= What you have to do =
Filter the data for lines with the word "Fernandes", then copy every line so identified.

= Input rows =

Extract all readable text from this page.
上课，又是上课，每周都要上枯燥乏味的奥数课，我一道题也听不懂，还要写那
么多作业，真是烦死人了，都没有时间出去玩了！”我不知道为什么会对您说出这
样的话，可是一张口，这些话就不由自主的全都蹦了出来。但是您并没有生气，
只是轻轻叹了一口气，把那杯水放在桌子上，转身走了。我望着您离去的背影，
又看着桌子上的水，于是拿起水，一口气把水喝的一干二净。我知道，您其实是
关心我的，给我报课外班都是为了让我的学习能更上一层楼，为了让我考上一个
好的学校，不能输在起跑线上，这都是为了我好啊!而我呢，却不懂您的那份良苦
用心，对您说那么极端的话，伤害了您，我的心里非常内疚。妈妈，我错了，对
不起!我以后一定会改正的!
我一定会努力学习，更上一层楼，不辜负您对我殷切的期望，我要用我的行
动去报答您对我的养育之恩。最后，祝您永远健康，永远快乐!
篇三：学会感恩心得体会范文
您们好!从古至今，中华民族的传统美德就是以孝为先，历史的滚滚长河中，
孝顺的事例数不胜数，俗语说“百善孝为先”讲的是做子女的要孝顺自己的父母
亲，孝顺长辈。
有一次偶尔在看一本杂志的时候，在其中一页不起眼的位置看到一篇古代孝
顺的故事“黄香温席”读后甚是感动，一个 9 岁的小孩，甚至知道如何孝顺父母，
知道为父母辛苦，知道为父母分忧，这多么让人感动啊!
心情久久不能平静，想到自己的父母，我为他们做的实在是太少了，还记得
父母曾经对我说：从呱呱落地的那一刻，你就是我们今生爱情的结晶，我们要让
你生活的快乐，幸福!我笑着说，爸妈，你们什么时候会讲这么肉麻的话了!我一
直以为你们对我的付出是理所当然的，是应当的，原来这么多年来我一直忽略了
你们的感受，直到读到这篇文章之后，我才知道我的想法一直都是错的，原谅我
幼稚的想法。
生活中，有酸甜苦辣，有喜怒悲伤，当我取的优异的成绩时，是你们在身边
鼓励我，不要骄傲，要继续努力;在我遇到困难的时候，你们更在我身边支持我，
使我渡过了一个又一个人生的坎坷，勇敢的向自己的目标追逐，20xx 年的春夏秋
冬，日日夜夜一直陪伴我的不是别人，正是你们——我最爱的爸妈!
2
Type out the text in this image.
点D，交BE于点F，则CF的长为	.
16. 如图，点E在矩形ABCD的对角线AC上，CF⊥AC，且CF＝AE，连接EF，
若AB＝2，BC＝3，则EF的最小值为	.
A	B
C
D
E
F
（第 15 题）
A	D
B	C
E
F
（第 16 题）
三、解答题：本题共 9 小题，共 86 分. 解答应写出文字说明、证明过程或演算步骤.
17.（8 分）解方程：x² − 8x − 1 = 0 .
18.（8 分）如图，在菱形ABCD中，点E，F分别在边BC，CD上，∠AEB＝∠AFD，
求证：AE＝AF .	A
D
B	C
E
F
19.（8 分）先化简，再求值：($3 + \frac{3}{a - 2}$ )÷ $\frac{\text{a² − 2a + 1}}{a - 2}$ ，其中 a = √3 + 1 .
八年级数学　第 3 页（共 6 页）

---

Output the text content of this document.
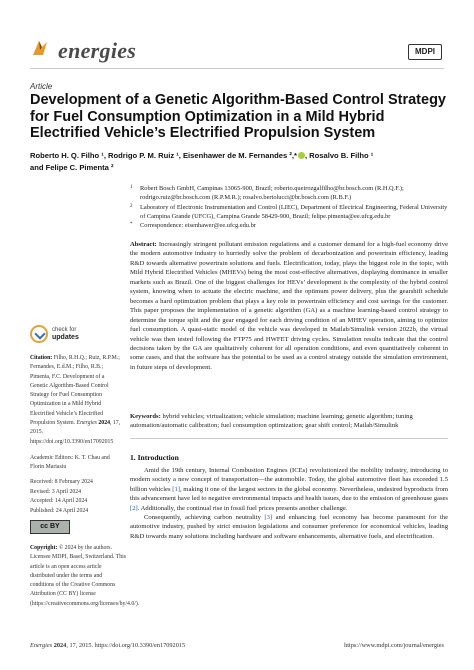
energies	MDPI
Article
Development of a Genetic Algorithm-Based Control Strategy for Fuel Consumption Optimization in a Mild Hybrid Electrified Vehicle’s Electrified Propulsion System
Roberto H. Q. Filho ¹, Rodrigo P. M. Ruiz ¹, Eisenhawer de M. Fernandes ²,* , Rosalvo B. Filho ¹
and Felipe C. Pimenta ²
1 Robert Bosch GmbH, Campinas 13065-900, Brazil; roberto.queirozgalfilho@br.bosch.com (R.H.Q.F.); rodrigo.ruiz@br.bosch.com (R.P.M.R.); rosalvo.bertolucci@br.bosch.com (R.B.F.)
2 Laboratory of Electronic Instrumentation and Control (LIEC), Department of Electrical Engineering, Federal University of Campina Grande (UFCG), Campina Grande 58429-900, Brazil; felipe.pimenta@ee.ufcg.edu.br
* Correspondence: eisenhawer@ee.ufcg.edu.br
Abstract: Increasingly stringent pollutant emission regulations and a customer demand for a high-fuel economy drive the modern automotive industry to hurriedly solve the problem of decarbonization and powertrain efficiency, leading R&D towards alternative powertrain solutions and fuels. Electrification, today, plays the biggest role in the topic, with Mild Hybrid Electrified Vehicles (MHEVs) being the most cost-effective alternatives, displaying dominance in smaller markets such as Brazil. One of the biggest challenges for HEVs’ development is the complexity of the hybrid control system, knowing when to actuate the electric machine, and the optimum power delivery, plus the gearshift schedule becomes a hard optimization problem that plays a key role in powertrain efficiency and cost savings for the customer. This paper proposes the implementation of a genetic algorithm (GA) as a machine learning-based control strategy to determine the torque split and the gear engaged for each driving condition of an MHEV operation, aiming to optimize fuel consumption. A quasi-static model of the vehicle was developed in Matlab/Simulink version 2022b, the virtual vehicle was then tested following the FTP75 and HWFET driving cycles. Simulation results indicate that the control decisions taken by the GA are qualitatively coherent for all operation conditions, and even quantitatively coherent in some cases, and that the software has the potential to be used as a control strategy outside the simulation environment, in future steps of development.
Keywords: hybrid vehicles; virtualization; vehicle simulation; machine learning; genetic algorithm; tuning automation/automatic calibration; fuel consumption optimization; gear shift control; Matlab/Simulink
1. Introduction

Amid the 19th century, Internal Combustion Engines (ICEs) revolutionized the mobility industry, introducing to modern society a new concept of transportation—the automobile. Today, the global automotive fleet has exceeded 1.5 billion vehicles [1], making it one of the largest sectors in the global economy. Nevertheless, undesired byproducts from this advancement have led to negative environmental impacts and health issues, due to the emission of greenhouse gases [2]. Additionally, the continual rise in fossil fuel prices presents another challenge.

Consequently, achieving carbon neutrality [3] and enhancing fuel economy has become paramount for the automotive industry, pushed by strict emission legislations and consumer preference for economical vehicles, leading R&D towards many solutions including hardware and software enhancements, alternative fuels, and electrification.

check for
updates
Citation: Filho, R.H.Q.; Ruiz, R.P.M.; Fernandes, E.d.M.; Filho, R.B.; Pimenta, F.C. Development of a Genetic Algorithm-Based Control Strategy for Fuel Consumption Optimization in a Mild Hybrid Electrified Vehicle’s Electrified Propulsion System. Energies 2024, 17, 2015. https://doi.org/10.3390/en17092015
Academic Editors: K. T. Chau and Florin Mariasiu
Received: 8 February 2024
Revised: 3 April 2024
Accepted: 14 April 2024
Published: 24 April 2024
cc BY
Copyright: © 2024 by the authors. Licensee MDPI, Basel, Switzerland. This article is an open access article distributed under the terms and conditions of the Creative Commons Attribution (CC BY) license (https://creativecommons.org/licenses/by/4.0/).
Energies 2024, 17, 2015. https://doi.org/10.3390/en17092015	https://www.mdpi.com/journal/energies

= Complete answer =
Roberto H. Q. Filho ¹, Rodrigo P. M. Ruiz ¹, Eisenhawer de M. Fernandes ²,* , Rosalvo B. Filho ¹
Citation: Filho, R.H.Q.; Ruiz, R.P.M.; Fernandes, E.d.M.; Filho, R.B.; Pimenta, F.C. Development of a Genetic Algorithm-Based Control Strategy for Fuel Consumption Optimization in a Mild Hybrid Electrified Vehicle’s Electrified Propulsion System. Energies 2024, 17, 2015. https://doi.org/10.3390/en17092015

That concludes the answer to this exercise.